> **TO DO**:
Reproduce the records below line for line, keeping every character unchanged.

--- BEGIN SOURCE MATERIAL ---

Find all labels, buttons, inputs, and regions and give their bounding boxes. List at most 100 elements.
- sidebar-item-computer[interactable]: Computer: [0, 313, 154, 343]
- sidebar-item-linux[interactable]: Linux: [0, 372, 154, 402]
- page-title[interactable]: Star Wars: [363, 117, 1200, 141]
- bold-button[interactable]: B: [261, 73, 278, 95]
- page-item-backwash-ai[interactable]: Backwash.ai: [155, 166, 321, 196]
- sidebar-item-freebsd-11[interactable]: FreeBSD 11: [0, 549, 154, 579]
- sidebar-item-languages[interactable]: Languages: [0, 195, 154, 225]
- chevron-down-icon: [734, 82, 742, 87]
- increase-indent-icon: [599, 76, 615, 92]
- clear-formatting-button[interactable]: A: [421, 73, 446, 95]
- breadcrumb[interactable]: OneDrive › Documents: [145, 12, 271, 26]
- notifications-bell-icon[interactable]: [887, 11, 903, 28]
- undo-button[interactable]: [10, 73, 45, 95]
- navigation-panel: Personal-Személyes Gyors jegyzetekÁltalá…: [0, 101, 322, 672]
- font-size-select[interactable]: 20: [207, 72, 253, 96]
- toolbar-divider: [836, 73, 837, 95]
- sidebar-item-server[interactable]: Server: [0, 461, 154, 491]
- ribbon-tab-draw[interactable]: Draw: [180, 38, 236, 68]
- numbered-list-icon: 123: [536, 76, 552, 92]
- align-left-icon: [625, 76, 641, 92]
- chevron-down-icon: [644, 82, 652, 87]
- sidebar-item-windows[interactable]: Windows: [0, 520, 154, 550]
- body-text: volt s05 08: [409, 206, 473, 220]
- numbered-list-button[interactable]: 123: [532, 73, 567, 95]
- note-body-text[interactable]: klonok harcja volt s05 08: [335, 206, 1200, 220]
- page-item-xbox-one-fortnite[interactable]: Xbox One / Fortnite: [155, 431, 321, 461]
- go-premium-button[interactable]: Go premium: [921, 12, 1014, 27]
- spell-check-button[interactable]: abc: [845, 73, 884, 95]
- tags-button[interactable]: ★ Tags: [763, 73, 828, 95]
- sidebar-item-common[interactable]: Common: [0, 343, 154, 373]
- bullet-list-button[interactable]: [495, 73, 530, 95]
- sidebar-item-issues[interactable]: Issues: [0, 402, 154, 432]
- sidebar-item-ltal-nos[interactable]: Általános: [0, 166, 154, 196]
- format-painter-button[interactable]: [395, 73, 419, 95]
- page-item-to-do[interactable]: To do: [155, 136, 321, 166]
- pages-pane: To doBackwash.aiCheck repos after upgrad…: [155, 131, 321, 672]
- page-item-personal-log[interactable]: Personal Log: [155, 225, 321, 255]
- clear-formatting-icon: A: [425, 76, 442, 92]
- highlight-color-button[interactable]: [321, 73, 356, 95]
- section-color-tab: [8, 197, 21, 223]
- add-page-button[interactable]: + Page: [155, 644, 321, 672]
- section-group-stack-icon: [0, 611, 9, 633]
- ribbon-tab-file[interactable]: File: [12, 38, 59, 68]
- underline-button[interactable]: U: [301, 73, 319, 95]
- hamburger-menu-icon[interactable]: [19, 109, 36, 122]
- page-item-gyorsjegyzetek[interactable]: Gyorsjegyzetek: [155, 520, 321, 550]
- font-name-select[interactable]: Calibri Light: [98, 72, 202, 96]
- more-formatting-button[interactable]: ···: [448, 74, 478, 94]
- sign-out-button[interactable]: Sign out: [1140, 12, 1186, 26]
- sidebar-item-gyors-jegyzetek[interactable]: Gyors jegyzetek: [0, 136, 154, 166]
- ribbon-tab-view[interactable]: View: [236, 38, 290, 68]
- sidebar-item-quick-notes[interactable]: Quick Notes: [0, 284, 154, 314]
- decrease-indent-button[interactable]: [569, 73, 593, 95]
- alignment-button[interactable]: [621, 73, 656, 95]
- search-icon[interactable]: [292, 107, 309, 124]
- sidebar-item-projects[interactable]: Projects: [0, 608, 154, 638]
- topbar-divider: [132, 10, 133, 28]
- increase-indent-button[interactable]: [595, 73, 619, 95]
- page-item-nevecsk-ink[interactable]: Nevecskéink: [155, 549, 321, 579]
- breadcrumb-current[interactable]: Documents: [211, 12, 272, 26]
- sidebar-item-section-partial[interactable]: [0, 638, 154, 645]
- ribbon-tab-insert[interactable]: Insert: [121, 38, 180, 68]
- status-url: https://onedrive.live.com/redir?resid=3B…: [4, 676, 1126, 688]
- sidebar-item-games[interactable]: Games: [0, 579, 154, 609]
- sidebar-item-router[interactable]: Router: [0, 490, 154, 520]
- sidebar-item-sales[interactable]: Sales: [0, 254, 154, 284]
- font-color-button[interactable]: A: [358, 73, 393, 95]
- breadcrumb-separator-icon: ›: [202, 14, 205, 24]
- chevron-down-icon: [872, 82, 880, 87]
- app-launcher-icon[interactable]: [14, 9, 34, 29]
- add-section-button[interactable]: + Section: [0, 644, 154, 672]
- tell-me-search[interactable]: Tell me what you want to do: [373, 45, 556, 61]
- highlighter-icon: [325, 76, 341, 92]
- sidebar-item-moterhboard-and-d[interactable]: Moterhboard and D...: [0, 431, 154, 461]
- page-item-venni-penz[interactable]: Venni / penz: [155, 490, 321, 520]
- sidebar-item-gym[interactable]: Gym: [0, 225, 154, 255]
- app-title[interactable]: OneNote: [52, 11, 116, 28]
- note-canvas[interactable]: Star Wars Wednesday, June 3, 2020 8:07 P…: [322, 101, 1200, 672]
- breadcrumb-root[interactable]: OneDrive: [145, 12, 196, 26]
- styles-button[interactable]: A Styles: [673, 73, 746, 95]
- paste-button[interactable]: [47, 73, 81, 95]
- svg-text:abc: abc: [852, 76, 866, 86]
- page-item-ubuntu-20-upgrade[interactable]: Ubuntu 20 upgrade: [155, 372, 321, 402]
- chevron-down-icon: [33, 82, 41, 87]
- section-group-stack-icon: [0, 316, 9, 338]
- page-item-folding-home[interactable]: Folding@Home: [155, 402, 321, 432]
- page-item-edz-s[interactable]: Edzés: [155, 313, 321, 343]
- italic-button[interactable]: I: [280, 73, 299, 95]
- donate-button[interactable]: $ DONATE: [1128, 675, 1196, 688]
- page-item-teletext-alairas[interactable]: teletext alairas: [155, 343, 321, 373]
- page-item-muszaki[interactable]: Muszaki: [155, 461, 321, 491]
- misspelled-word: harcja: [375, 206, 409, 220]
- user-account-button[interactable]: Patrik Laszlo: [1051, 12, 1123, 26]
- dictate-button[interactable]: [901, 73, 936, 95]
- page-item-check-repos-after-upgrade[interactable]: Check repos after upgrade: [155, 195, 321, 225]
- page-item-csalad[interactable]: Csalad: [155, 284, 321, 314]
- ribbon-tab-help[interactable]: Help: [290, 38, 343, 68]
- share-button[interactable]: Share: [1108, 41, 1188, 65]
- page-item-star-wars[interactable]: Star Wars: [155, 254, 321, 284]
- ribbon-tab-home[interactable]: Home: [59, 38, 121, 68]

--- END SOURCE MATERIAL ---

> **TASK ANSWER**:
Find all labels, buttons, inputs, and regions and give their bounding boxes. List at most 100 elements.
- sidebar-item-computer[interactable]: Computer: [0, 313, 154, 343]
- sidebar-item-linux[interactable]: Linux: [0, 372, 154, 402]
- page-title[interactable]: Star Wars: [363, 117, 1200, 141]
- bold-button[interactable]: B: [261, 73, 278, 95]
- page-item-backwash-ai[interactable]: Backwash.ai: [155, 166, 321, 196]
- sidebar-item-freebsd-11[interactable]: FreeBSD 11: [0, 549, 154, 579]
- sidebar-item-languages[interactable]: Languages: [0, 195, 154, 225]
- chevron-down-icon: [734, 82, 742, 87]
- increase-indent-icon: [599, 76, 615, 92]
- clear-formatting-button[interactable]: A: [421, 73, 446, 95]
- breadcrumb[interactable]: OneDrive › Documents: [145, 12, 271, 26]
- notifications-bell-icon[interactable]: [887, 11, 903, 28]
- undo-button[interactable]: [10, 73, 45, 95]
- navigation-panel: Personal-Személyes Gyors jegyzetekÁltalá…: [0, 101, 322, 672]
- font-size-select[interactable]: 20: [207, 72, 253, 96]
- toolbar-divider: [836, 73, 837, 95]
- sidebar-item-server[interactable]: Server: [0, 461, 154, 491]
- ribbon-tab-draw[interactable]: Draw: [180, 38, 236, 68]
- numbered-list-icon: 123: [536, 76, 552, 92]
- align-left-icon: [625, 76, 641, 92]
- chevron-down-icon: [644, 82, 652, 87]
- sidebar-item-windows[interactable]: Windows: [0, 520, 154, 550]
- body-text: volt s05 08: [409, 206, 473, 220]
- numbered-list-button[interactable]: 123: [532, 73, 567, 95]
- note-body-text[interactable]: klonok harcja volt s05 08: [335, 206, 1200, 220]
- page-item-xbox-one-fortnite[interactable]: Xbox One / Fortnite: [155, 431, 321, 461]
- go-premium-button[interactable]: Go premium: [921, 12, 1014, 27]
- spell-check-button[interactable]: abc: [845, 73, 884, 95]
- tags-button[interactable]: ★ Tags: [763, 73, 828, 95]
- sidebar-item-common[interactable]: Common: [0, 343, 154, 373]
- bullet-list-button[interactable]: [495, 73, 530, 95]
- sidebar-item-issues[interactable]: Issues: [0, 402, 154, 432]
- sidebar-item-ltal-nos[interactable]: Általános: [0, 166, 154, 196]
- format-painter-button[interactable]: [395, 73, 419, 95]
- page-item-to-do[interactable]: To do: [155, 136, 321, 166]
- pages-pane: To doBackwash.aiCheck repos after upgrad…: [155, 131, 321, 672]
- page-item-personal-log[interactable]: Personal Log: [155, 225, 321, 255]
- clear-formatting-icon: A: [425, 76, 442, 92]
- highlight-color-button[interactable]: [321, 73, 356, 95]
- section-color-tab: [8, 197, 21, 223]
- add-page-button[interactable]: + Page: [155, 644, 321, 672]
- section-group-stack-icon: [0, 611, 9, 633]
- ribbon-tab-file[interactable]: File: [12, 38, 59, 68]
- underline-button[interactable]: U: [301, 73, 319, 95]
- hamburger-menu-icon[interactable]: [19, 109, 36, 122]
- page-item-gyorsjegyzetek[interactable]: Gyorsjegyzetek: [155, 520, 321, 550]
- font-name-select[interactable]: Calibri Light: [98, 72, 202, 96]
- more-formatting-button[interactable]: ···: [448, 74, 478, 94]
- sign-out-button[interactable]: Sign out: [1140, 12, 1186, 26]
- sidebar-item-gyors-jegyzetek[interactable]: Gyors jegyzetek: [0, 136, 154, 166]
- ribbon-tab-view[interactable]: View: [236, 38, 290, 68]
- sidebar-item-quick-notes[interactable]: Quick Notes: [0, 284, 154, 314]
- decrease-indent-button[interactable]: [569, 73, 593, 95]
- alignment-button[interactable]: [621, 73, 656, 95]
- search-icon[interactable]: [292, 107, 309, 124]
- sidebar-item-projects[interactable]: Projects: [0, 608, 154, 638]
- topbar-divider: [132, 10, 133, 28]
- increase-indent-button[interactable]: [595, 73, 619, 95]
- page-item-nevecsk-ink[interactable]: Nevecskéink: [155, 549, 321, 579]
- breadcrumb-current[interactable]: Documents: [211, 12, 272, 26]
- sidebar-item-section-partial[interactable]: [0, 638, 154, 645]
- ribbon-tab-insert[interactable]: Insert: [121, 38, 180, 68]
- status-url: https://onedrive.live.com/redir?resid=3B…: [4, 676, 1126, 688]
- sidebar-item-games[interactable]: Games: [0, 579, 154, 609]
- sidebar-item-router[interactable]: Router: [0, 490, 154, 520]
- sidebar-item-sales[interactable]: Sales: [0, 254, 154, 284]
- font-color-button[interactable]: A: [358, 73, 393, 95]
- breadcrumb-separator-icon: ›: [202, 14, 205, 24]
- chevron-down-icon: [872, 82, 880, 87]
- app-launcher-icon[interactable]: [14, 9, 34, 29]
- add-section-button[interactable]: + Section: [0, 644, 154, 672]
- tell-me-search[interactable]: Tell me what you want to do: [373, 45, 556, 61]
- highlighter-icon: [325, 76, 341, 92]
- sidebar-item-moterhboard-and-d[interactable]: Moterhboard and D...: [0, 431, 154, 461]
- page-item-venni-penz[interactable]: Venni / penz: [155, 490, 321, 520]
- sidebar-item-gym[interactable]: Gym: [0, 225, 154, 255]
- app-title[interactable]: OneNote: [52, 11, 116, 28]
- note-canvas[interactable]: Star Wars Wednesday, June 3, 2020 8:07 P…: [322, 101, 1200, 672]
- breadcrumb-root[interactable]: OneDrive: [145, 12, 196, 26]
- styles-button[interactable]: A Styles: [673, 73, 746, 95]
- paste-button[interactable]: [47, 73, 81, 95]
- svg-text:abc: abc: [852, 76, 866, 86]
- page-item-ubuntu-20-upgrade[interactable]: Ubuntu 20 upgrade: [155, 372, 321, 402]
- chevron-down-icon: [33, 82, 41, 87]
- section-group-stack-icon: [0, 316, 9, 338]
- page-item-folding-home[interactable]: Folding@Home: [155, 402, 321, 432]
- page-item-edz-s[interactable]: Edzés: [155, 313, 321, 343]
- italic-button[interactable]: I: [280, 73, 299, 95]
- donate-button[interactable]: $ DONATE: [1128, 675, 1196, 688]
- page-item-teletext-alairas[interactable]: teletext alairas: [155, 343, 321, 373]
- page-item-muszaki[interactable]: Muszaki: [155, 461, 321, 491]
- misspelled-word: harcja: [375, 206, 409, 220]
- user-account-button[interactable]: Patrik Laszlo: [1051, 12, 1123, 26]
- dictate-button[interactable]: [901, 73, 936, 95]
- page-item-check-repos-after-upgrade[interactable]: Check repos after upgrade: [155, 195, 321, 225]
- page-item-csalad[interactable]: Csalad: [155, 284, 321, 314]
- ribbon-tab-help[interactable]: Help: [290, 38, 343, 68]
- share-button[interactable]: Share: [1108, 41, 1188, 65]
- page-item-star-wars[interactable]: Star Wars: [155, 254, 321, 284]
- ribbon-tab-home[interactable]: Home: [59, 38, 121, 68]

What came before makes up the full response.